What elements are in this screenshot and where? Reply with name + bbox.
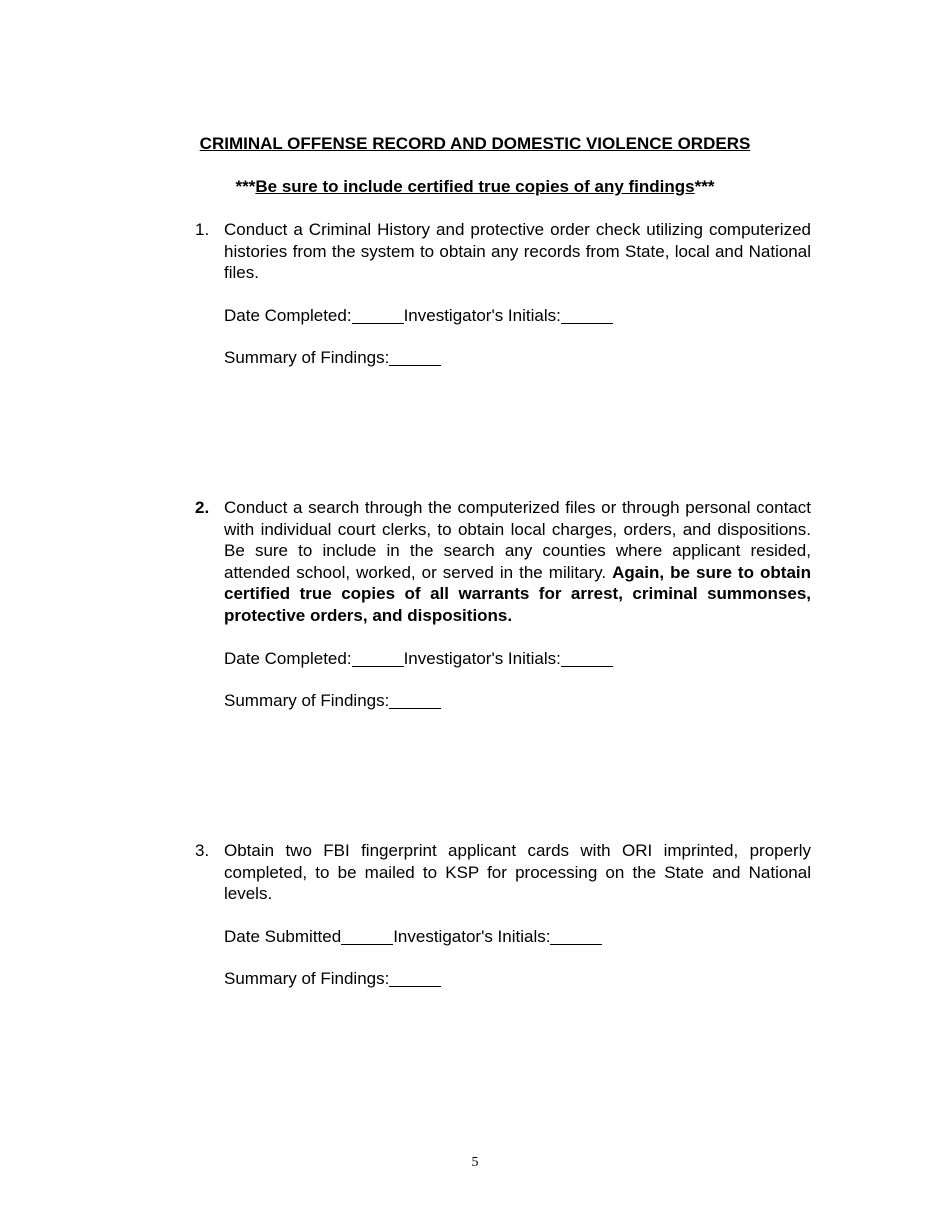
date-label: Date Completed: <box>224 306 352 325</box>
date-blank[interactable] <box>352 649 404 667</box>
list-item-2 <box>195 497 811 626</box>
initials-label: Investigator's Initials: <box>393 927 551 946</box>
initials-blank[interactable] <box>550 927 602 945</box>
initials-blank[interactable] <box>561 649 613 667</box>
list-item-3 <box>195 840 811 905</box>
list-item-1 <box>195 219 811 284</box>
summary-blank[interactable] <box>389 348 441 366</box>
summary-label: Summary of Findings: <box>224 691 390 710</box>
subtitle-prefix: *** <box>235 177 256 196</box>
date-label: Date Completed: <box>224 649 352 668</box>
initials-label: Investigator's Initials: <box>403 306 561 325</box>
item-number: 3. <box>195 841 210 860</box>
date-blank[interactable] <box>341 927 393 945</box>
summary-line-2 <box>224 690 441 711</box>
summary-line-3 <box>224 968 441 989</box>
summary-label: Summary of Findings: <box>224 348 390 367</box>
date-label: Date Submitted <box>224 927 342 946</box>
item-number: 2. <box>195 498 210 517</box>
summary-line-1 <box>224 347 441 368</box>
item-text: Conduct a Criminal History and protective order check utilizing computerized histories from the system to obtain any records from State, local and National files. <box>224 220 811 282</box>
item-text: Obtain two FBI fingerprint applicant cards with ORI imprinted, properly completed, to be mailed to KSP for processing on the State and National levels. <box>224 841 811 903</box>
page-number: 5 <box>471 1155 479 1170</box>
date-initials-line-2 <box>224 648 613 669</box>
item-number: 1. <box>195 220 210 239</box>
date-blank[interactable] <box>352 306 404 324</box>
page-title: CRIMINAL OFFENSE RECORD AND DOMESTIC VIOLENCE ORDERS <box>199 134 751 153</box>
initials-label: Investigator's Initials: <box>403 649 561 668</box>
item-text-bold: Again, be sure to obtain certified true copies of all warrants for arrest, criminal summonses, protective orders, and dispositions. <box>224 562 812 625</box>
subtitle-notice <box>0 176 950 198</box>
item-text-regular: Conduct a search through the computerized files or through personal contact with individual court clerks, to obtain local charges, orders, and dispositions. Be sure to include in the search any counties where applicant resided, attended school, worked, or served in the military. <box>224 498 811 582</box>
item-text <box>224 497 811 626</box>
summary-blank[interactable] <box>389 969 441 987</box>
initials-blank[interactable] <box>561 306 613 324</box>
subtitle-suffix: *** <box>694 177 715 196</box>
subtitle-text: Be sure to include certified true copies of any findings <box>255 177 695 196</box>
date-initials-line-1 <box>224 305 613 326</box>
summary-label: Summary of Findings: <box>224 969 390 988</box>
date-initials-line-3 <box>224 926 602 947</box>
summary-blank[interactable] <box>389 691 441 709</box>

::::

Reproduce every line of the items above exactly as they appear, but leave out the pictures.

What elements are in this screenshot and where? Reply with name + bbox.
date-label: Date Completed: <box>224 306 352 325</box>
date-blank[interactable] <box>352 649 404 667</box>
list-item-2 <box>195 497 811 626</box>
initials-label: Investigator's Initials: <box>393 927 551 946</box>
initials-blank[interactable] <box>550 927 602 945</box>
initials-blank[interactable] <box>561 649 613 667</box>
list-item-3 <box>195 840 811 905</box>
list-item-1 <box>195 219 811 284</box>
summary-blank[interactable] <box>389 348 441 366</box>
summary-label: Summary of Findings: <box>224 691 390 710</box>
subtitle-prefix: *** <box>235 177 256 196</box>
date-label: Date Completed: <box>224 649 352 668</box>
initials-label: Investigator's Initials: <box>403 306 561 325</box>
item-number: 3. <box>195 841 210 860</box>
date-blank[interactable] <box>341 927 393 945</box>
summary-line-2 <box>224 690 441 711</box>
summary-line-3 <box>224 968 441 989</box>
summary-label: Summary of Findings: <box>224 348 390 367</box>
date-label: Date Submitted <box>224 927 342 946</box>
item-number: 2. <box>195 498 210 517</box>
summary-line-1 <box>224 347 441 368</box>
item-text: Conduct a Criminal History and protective order check utilizing computerized histories from the system to obtain any records from State, local and National files. <box>224 220 811 282</box>
item-text: Obtain two FBI fingerprint applicant cards with ORI imprinted, properly completed, to be mailed to KSP for processing on the State and National levels. <box>224 841 811 903</box>
page-number: 5 <box>471 1155 479 1170</box>
date-initials-line-2 <box>224 648 613 669</box>
item-number: 1. <box>195 220 210 239</box>
date-blank[interactable] <box>352 306 404 324</box>
page-title: CRIMINAL OFFENSE RECORD AND DOMESTIC VIOLENCE ORDERS <box>199 134 751 153</box>
initials-label: Investigator's Initials: <box>403 649 561 668</box>
item-text-bold: Again, be sure to obtain certified true copies of all warrants for arrest, criminal summonses, protective orders, and dispositions. <box>224 562 812 625</box>
subtitle-notice <box>0 176 950 198</box>
item-text-regular: Conduct a search through the computerized files or through personal contact with individual court clerks, to obtain local charges, orders, and dispositions. Be sure to include in the search any counties where applicant resided, attended school, worked, or served in the military. <box>224 498 811 582</box>
item-text <box>224 497 811 626</box>
summary-blank[interactable] <box>389 969 441 987</box>
initials-blank[interactable] <box>561 306 613 324</box>
subtitle-suffix: *** <box>694 177 715 196</box>
subtitle-text: Be sure to include certified true copies of any findings <box>255 177 695 196</box>
date-initials-line-1 <box>224 305 613 326</box>
summary-label: Summary of Findings: <box>224 969 390 988</box>
date-initials-line-3 <box>224 926 602 947</box>
summary-blank[interactable] <box>389 691 441 709</box>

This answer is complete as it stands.